--- TRECHO ---

ESPECIAL: Mangás e Animes: Uma Jornada Cultural do Japão ao Brasil em 130 Anos

No Japão arrasado pela Segunda Guerra Mundial, os mangás e animes surgiram como um sopro de esperança. Artistas como Osamu Tezuka, considerado o “pai do mangá moderno”, usaram histórias como Astro Boy (1952) para retratar crianças que caminhavam quilômetros até a escola ou superavam adversidades com esforço. “Era um reflexo da sociedade japonesa da época, que se reconstruía com perseverança”, explica Francisco Sato, da ABRADEMI (Associação Brasileira de Desenhistas de Mangá e Ilustrações), entidade fundada em 1984. Essa narrativa de superação cruzou oceanos e chegou ao Brasil nas malas dos imigrantes japoneses, que, desde os anos 1960, importavam revistas miscelâneas com mangás em japonês. “Os jovens nisseis (segunda geração de descendentes) usavam o furigana (notas fonéticas) para ler. Era uma forma de manter viva a cultura”, relembra Francisco.

--- MATERIAL APRESENTADO ---

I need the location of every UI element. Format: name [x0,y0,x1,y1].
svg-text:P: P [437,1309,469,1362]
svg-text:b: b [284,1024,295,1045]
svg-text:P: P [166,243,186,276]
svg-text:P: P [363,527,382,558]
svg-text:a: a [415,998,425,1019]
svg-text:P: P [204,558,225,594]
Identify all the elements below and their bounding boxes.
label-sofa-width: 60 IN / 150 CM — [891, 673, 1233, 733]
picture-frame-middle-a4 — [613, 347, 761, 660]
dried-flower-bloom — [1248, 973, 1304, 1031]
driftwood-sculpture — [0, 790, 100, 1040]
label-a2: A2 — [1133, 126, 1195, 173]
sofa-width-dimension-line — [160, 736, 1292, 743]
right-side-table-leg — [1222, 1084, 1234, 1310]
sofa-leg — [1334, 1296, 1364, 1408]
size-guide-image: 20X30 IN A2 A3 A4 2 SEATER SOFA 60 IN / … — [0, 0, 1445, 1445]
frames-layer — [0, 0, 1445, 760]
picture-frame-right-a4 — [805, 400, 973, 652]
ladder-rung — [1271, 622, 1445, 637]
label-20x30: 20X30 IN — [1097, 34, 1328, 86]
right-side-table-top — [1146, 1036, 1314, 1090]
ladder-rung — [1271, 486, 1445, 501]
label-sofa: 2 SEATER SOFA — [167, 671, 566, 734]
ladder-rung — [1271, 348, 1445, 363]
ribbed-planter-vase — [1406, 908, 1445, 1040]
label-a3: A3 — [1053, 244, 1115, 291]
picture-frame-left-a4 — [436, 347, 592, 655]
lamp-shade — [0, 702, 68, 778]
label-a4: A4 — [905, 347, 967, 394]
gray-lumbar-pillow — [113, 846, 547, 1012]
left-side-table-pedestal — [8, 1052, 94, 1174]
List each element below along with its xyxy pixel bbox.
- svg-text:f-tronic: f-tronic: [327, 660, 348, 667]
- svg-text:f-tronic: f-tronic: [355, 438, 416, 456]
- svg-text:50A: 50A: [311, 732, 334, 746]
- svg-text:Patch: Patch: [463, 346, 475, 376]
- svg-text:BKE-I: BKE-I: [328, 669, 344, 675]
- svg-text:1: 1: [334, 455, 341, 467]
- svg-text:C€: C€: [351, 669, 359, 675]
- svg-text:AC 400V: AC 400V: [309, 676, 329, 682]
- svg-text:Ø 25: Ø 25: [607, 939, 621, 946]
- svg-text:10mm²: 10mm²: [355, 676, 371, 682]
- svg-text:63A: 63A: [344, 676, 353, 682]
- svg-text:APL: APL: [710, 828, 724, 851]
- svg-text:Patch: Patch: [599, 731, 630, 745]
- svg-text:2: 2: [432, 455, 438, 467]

---

__A FAZER__.
a: Segundo o trecho sobre mangás e animes, em que ano foi fundada a ABRADEMI?
b: Dê continuidade ao trecho sobre mangás e animes a partir do ponto em que ele termina.
Não é preciso usar os dados.

__RESPOSTAS__.
a: Em 1984.

b:
Enquanto os mangás circulavam em comunidades nipônicas, os animes davam seus primeiros passos na TV brasileira. Em 1963, Nacional Kid, uma série live-action de super-heróis, estreava em preto e branco. “As TVs monocromáticas limitavam a experiência, mas as crianças já se encantavam”, comenta a pesquisadora, historiadora e escritora d a cultura pop japonesa, Cristiane Sato. A virada tecnológica veio nos anos 1970, com a Copa do Mundo: “As transmissões via satélite em cores impulsionaram a venda de TVs japonesas fabricadas em Manaus. De repente, séries como Speed Racer ganhavam vida em tons vibrantes”.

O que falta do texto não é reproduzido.